PROBLEM STATEMENT:
Filter the entries below, keeping only lines with "Elsevier".

RECORDED INFORMATION Block Start

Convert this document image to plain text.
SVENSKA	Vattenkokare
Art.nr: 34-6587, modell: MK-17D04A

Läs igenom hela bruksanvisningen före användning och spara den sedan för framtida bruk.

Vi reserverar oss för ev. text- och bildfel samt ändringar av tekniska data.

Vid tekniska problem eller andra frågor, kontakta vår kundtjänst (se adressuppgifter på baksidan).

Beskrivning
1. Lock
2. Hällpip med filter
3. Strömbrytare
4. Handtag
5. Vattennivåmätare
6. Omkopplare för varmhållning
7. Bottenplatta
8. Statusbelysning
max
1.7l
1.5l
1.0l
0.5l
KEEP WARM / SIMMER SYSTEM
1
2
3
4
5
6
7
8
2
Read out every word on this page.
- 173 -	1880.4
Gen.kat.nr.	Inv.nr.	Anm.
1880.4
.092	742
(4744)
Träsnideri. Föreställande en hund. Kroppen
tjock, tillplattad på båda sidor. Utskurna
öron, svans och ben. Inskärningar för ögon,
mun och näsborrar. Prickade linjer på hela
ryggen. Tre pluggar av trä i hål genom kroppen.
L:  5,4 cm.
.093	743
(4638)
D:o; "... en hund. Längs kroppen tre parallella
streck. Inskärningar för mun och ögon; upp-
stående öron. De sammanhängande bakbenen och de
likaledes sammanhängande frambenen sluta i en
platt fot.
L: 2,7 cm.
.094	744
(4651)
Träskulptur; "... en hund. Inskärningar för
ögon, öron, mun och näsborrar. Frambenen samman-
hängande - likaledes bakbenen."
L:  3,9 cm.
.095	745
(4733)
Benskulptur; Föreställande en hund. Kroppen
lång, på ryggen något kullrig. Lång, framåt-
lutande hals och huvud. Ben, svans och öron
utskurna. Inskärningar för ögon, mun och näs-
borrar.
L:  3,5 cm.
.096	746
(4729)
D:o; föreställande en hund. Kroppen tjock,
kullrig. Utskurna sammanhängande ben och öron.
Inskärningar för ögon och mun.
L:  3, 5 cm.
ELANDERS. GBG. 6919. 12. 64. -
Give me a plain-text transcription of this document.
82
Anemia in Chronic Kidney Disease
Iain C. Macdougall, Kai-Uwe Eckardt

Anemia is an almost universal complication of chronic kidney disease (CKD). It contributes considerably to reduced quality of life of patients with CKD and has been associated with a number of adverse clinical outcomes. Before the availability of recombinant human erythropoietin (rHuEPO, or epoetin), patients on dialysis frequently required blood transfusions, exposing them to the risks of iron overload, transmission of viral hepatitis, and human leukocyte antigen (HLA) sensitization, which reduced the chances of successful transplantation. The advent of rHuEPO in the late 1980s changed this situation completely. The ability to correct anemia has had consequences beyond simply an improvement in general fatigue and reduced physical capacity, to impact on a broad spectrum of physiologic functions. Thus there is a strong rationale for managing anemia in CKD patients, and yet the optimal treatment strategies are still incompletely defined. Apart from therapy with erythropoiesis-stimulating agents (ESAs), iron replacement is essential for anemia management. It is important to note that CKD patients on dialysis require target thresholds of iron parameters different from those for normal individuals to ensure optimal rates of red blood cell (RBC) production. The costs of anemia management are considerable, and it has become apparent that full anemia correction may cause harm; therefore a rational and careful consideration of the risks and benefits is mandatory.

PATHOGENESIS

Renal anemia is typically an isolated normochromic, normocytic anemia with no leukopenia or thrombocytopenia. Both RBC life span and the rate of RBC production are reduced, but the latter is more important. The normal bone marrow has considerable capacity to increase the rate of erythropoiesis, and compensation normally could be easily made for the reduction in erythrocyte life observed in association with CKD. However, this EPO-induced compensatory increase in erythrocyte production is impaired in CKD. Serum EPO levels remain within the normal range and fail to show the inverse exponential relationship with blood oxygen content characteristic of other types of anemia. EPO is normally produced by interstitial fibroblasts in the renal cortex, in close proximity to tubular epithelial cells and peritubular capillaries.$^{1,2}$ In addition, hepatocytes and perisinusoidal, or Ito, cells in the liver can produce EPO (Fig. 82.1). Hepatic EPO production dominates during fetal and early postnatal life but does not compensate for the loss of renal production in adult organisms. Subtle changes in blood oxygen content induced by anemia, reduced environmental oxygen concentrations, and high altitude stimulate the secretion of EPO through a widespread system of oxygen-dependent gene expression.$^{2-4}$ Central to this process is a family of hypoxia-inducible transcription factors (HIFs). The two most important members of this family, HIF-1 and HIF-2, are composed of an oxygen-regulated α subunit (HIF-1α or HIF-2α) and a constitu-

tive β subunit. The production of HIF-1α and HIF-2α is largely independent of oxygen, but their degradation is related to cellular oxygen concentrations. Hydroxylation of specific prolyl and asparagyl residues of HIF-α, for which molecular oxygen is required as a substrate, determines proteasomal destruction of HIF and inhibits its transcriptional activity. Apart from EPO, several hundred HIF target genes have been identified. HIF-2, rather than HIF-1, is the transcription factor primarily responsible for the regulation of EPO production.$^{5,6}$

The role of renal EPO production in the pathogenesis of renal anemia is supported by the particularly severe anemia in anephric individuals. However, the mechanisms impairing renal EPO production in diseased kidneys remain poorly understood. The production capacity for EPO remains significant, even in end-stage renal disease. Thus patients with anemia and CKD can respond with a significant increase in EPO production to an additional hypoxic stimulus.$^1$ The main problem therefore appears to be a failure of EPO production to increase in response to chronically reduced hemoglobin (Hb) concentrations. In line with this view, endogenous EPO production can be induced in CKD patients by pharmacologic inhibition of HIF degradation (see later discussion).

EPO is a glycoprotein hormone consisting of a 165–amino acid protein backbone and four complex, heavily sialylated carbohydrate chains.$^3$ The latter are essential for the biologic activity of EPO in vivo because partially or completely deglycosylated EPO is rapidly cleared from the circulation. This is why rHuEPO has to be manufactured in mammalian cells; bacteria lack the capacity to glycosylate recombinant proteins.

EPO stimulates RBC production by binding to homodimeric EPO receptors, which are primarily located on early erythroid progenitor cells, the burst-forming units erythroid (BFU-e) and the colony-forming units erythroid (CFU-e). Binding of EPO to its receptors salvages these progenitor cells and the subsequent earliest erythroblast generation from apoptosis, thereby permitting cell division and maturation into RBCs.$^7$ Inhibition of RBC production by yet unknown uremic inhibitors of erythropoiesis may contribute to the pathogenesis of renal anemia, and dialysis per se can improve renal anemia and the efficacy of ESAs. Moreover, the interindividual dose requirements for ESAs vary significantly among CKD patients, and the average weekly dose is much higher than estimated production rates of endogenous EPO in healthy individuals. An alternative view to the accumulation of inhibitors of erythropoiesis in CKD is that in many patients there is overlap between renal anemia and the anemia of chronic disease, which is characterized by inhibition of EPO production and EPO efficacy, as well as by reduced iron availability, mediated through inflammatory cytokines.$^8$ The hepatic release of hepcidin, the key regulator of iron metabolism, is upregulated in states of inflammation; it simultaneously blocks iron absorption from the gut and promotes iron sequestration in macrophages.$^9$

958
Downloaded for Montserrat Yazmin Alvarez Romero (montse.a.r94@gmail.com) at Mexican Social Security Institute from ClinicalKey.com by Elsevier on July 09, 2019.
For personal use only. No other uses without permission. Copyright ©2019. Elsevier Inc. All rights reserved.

RECORDED INFORMATION Block End

RESPONSE BOX:
Downloaded for Montserrat Yazmin Alvarez Romero (montse.a.r94@gmail.com) at Mexican Social Security Institute from ClinicalKey.com by Elsevier on July 09, 2019.
For personal use only. No other uses without permission. Copyright ©2019. Elsevier Inc. All rights reserved.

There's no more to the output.